● What is being asked
Write out the whole listing, matching it exactly.

▽

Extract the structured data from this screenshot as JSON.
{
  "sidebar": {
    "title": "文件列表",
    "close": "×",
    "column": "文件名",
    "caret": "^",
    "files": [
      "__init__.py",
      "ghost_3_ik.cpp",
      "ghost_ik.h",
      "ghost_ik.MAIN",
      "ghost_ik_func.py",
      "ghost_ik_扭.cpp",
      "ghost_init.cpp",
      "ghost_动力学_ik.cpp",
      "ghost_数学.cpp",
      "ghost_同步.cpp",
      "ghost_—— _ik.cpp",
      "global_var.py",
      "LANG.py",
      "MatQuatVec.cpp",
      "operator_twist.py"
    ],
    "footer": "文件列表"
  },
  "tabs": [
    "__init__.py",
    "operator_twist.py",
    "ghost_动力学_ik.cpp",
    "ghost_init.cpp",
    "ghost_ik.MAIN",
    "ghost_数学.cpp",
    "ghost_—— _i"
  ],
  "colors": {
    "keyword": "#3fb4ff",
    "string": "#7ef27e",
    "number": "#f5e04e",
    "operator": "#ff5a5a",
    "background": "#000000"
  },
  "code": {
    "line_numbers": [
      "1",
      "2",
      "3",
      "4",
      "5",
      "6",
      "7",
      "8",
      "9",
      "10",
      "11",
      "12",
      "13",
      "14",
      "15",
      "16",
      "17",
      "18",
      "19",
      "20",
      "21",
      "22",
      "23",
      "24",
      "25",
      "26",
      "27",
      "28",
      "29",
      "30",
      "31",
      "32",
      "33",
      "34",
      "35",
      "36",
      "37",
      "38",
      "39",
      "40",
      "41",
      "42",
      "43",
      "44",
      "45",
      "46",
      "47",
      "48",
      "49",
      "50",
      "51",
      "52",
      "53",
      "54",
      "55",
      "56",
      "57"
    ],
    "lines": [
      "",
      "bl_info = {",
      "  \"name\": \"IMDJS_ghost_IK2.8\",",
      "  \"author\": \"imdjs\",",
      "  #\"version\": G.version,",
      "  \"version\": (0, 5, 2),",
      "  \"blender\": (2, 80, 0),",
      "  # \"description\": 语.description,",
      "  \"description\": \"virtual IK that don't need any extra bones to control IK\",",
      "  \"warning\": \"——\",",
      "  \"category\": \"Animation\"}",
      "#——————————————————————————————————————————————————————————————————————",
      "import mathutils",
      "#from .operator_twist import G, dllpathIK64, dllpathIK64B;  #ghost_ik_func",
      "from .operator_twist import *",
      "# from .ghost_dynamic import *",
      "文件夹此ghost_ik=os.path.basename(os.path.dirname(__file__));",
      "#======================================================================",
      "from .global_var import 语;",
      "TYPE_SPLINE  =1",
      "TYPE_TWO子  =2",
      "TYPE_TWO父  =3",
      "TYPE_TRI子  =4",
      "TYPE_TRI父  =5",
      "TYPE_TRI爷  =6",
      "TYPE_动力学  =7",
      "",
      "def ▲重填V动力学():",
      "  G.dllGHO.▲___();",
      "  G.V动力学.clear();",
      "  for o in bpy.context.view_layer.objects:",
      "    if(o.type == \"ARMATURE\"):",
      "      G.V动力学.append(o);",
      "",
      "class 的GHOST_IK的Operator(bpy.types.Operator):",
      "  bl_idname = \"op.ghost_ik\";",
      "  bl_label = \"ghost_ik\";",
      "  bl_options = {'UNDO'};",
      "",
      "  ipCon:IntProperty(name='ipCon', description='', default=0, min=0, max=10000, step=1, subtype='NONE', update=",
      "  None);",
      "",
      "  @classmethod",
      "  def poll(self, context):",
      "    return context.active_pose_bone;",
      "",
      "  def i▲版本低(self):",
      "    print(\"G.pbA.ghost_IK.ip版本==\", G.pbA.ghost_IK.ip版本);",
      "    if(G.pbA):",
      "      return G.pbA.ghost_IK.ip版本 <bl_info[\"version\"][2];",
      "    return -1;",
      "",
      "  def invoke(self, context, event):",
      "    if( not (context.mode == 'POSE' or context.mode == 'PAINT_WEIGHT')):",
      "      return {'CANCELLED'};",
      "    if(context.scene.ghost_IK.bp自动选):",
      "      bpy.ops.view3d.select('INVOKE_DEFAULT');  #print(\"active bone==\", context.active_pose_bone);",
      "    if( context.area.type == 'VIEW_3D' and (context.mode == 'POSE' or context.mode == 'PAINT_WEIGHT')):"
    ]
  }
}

△

● Task answer
Extract the structured data from this screenshot as JSON.
{
  "sidebar": {
    "title": "文件列表",
    "close": "×",
    "column": "文件名",
    "caret": "^",
    "files": [
      "__init__.py",
      "ghost_3_ik.cpp",
      "ghost_ik.h",
      "ghost_ik.MAIN",
      "ghost_ik_func.py",
      "ghost_ik_扭.cpp",
      "ghost_init.cpp",
      "ghost_动力学_ik.cpp",
      "ghost_数学.cpp",
      "ghost_同步.cpp",
      "ghost_—— _ik.cpp",
      "global_var.py",
      "LANG.py",
      "MatQuatVec.cpp",
      "operator_twist.py"
    ],
    "footer": "文件列表"
  },
  "tabs": [
    "__init__.py",
    "operator_twist.py",
    "ghost_动力学_ik.cpp",
    "ghost_init.cpp",
    "ghost_ik.MAIN",
    "ghost_数学.cpp",
    "ghost_—— _i"
  ],
  "colors": {
    "keyword": "#3fb4ff",
    "string": "#7ef27e",
    "number": "#f5e04e",
    "operator": "#ff5a5a",
    "background": "#000000"
  },
  "code": {
    "line_numbers": [
      "1",
      "2",
      "3",
      "4",
      "5",
      "6",
      "7",
      "8",
      "9",
      "10",
      "11",
      "12",
      "13",
      "14",
      "15",
      "16",
      "17",
      "18",
      "19",
      "20",
      "21",
      "22",
      "23",
      "24",
      "25",
      "26",
      "27",
      "28",
      "29",
      "30",
      "31",
      "32",
      "33",
      "34",
      "35",
      "36",
      "37",
      "38",
      "39",
      "40",
      "41",
      "42",
      "43",
      "44",
      "45",
      "46",
      "47",
      "48",
      "49",
      "50",
      "51",
      "52",
      "53",
      "54",
      "55",
      "56",
      "57"
    ],
    "lines": [
      "",
      "bl_info = {",
      "  \"name\": \"IMDJS_ghost_IK2.8\",",
      "  \"author\": \"imdjs\",",
      "  #\"version\": G.version,",
      "  \"version\": (0, 5, 2),",
      "  \"blender\": (2, 80, 0),",
      "  # \"description\": 语.description,",
      "  \"description\": \"virtual IK that don't need any extra bones to control IK\",",
      "  \"warning\": \"——\",",
      "  \"category\": \"Animation\"}",
      "#——————————————————————————————————————————————————————————————————————",
      "import mathutils",
      "#from .operator_twist import G, dllpathIK64, dllpathIK64B;  #ghost_ik_func",
      "from .operator_twist import *",
      "# from .ghost_dynamic import *",
      "文件夹此ghost_ik=os.path.basename(os.path.dirname(__file__));",
      "#======================================================================",
      "from .global_var import 语;",
      "TYPE_SPLINE  =1",
      "TYPE_TWO子  =2",
      "TYPE_TWO父  =3",
      "TYPE_TRI子  =4",
      "TYPE_TRI父  =5",
      "TYPE_TRI爷  =6",
      "TYPE_动力学  =7",
      "",
      "def ▲重填V动力学():",
      "  G.dllGHO.▲___();",
      "  G.V动力学.clear();",
      "  for o in bpy.context.view_layer.objects:",
      "    if(o.type == \"ARMATURE\"):",
      "      G.V动力学.append(o);",
      "",
      "class 的GHOST_IK的Operator(bpy.types.Operator):",
      "  bl_idname = \"op.ghost_ik\";",
      "  bl_label = \"ghost_ik\";",
      "  bl_options = {'UNDO'};",
      "",
      "  ipCon:IntProperty(name='ipCon', description='', default=0, min=0, max=10000, step=1, subtype='NONE', update=",
      "  None);",
      "",
      "  @classmethod",
      "  def poll(self, context):",
      "    return context.active_pose_bone;",
      "",
      "  def i▲版本低(self):",
      "    print(\"G.pbA.ghost_IK.ip版本==\", G.pbA.ghost_IK.ip版本);",
      "    if(G.pbA):",
      "      return G.pbA.ghost_IK.ip版本 <bl_info[\"version\"][2];",
      "    return -1;",
      "",
      "  def invoke(self, context, event):",
      "    if( not (context.mode == 'POSE' or context.mode == 'PAINT_WEIGHT')):",
      "      return {'CANCELLED'};",
      "    if(context.scene.ghost_IK.bp自动选):",
      "      bpy.ops.view3d.select('INVOKE_DEFAULT');  #print(\"active bone==\", context.active_pose_bone);",
      "    if( context.area.type == 'VIEW_3D' and (context.mode == 'POSE' or context.mode == 'PAINT_WEIGHT')):"
    ]
  }
}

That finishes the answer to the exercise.